→ Given request: Make an exact copy of all the entries, with the pictures left out.

━━━━━ Task inputs

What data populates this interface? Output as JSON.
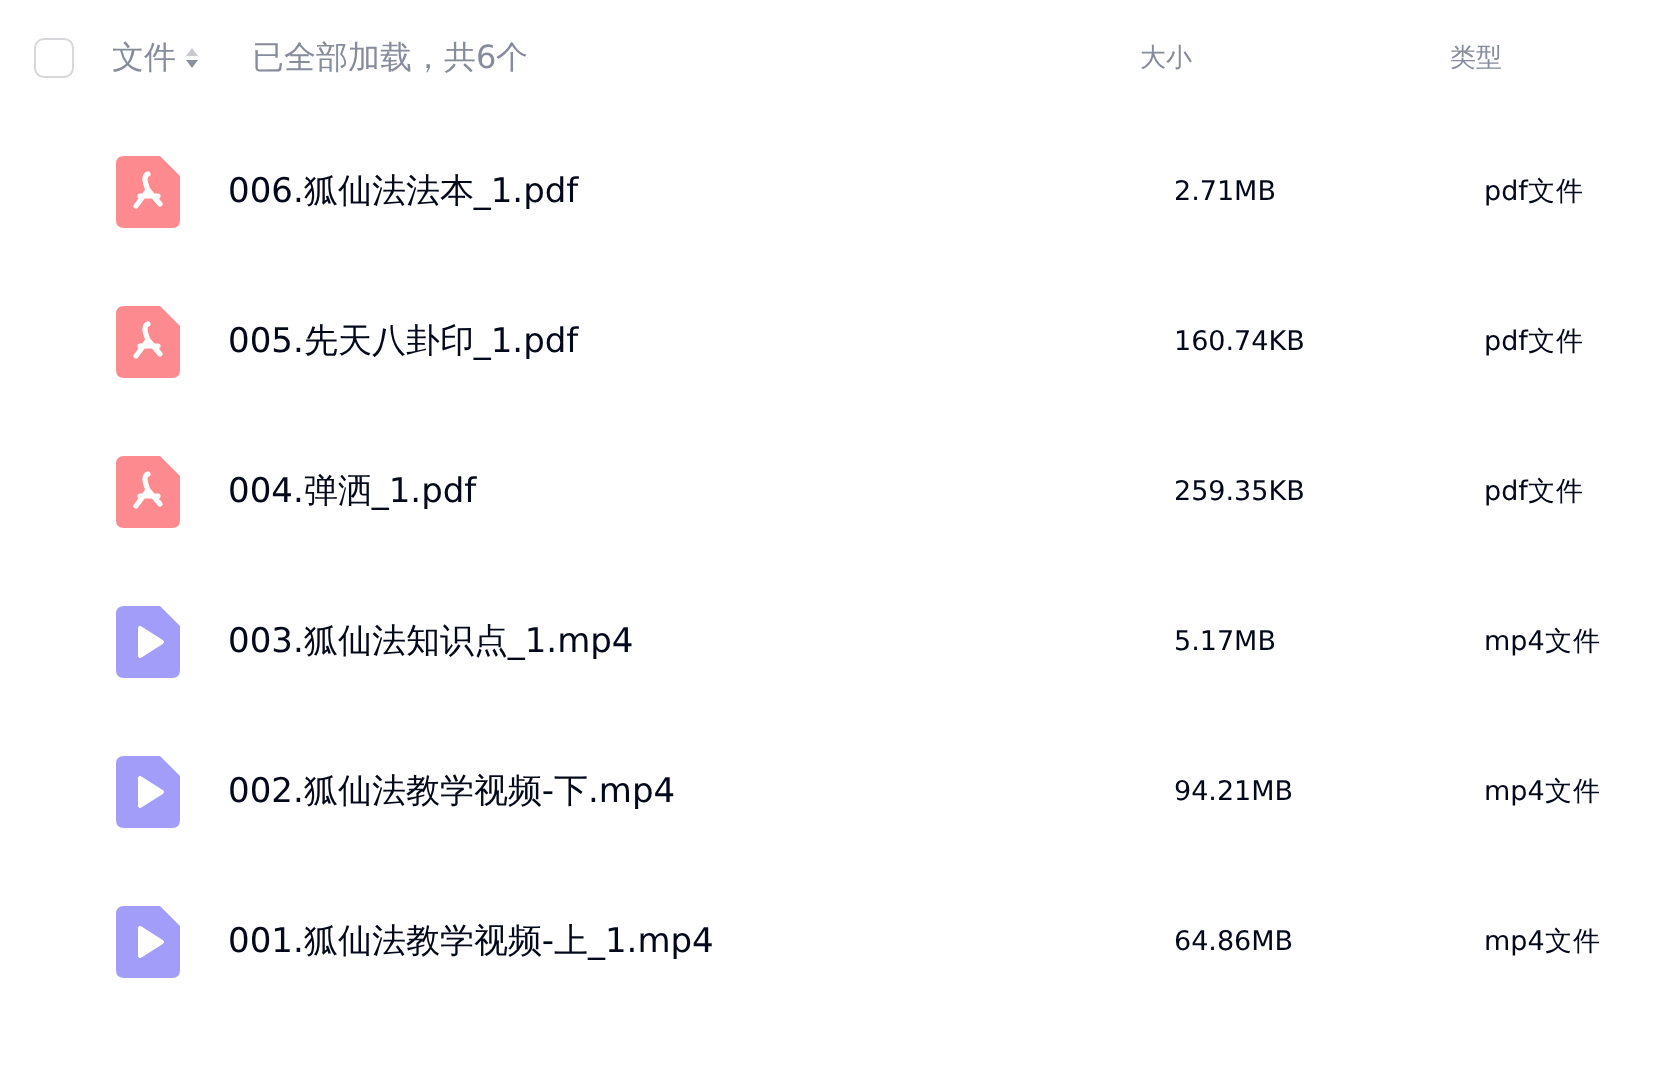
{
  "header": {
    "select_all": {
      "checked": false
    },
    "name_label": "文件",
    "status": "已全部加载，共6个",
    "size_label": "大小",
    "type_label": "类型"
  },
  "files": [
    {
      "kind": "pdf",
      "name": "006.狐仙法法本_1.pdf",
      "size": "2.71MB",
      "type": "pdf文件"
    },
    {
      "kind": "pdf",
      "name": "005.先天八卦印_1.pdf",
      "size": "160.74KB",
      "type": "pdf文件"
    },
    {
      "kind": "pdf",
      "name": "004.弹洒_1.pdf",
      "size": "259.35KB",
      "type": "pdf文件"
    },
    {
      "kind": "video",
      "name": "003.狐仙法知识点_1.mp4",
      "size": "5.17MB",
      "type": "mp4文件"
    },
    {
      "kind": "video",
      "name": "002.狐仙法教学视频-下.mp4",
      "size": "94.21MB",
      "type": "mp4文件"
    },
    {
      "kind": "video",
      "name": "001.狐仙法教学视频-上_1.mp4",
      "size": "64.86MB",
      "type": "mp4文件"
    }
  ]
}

━━━━━━━━━━

→ Exercise solution:
What data populates this interface? Output as JSON.
{
  "header": {
    "select_all": {
      "checked": false
    },
    "name_label": "文件",
    "status": "已全部加载，共6个",
    "size_label": "大小",
    "type_label": "类型"
  },
  "files": [
    {
      "kind": "pdf",
      "name": "006.狐仙法法本_1.pdf",
      "size": "2.71MB",
      "type": "pdf文件"
    },
    {
      "kind": "pdf",
      "name": "005.先天八卦印_1.pdf",
      "size": "160.74KB",
      "type": "pdf文件"
    },
    {
      "kind": "pdf",
      "name": "004.弹洒_1.pdf",
      "size": "259.35KB",
      "type": "pdf文件"
    },
    {
      "kind": "video",
      "name": "003.狐仙法知识点_1.mp4",
      "size": "5.17MB",
      "type": "mp4文件"
    },
    {
      "kind": "video",
      "name": "002.狐仙法教学视频-下.mp4",
      "size": "94.21MB",
      "type": "mp4文件"
    },
    {
      "kind": "video",
      "name": "001.狐仙法教学视频-上_1.mp4",
      "size": "64.86MB",
      "type": "mp4文件"
    }
  ]
}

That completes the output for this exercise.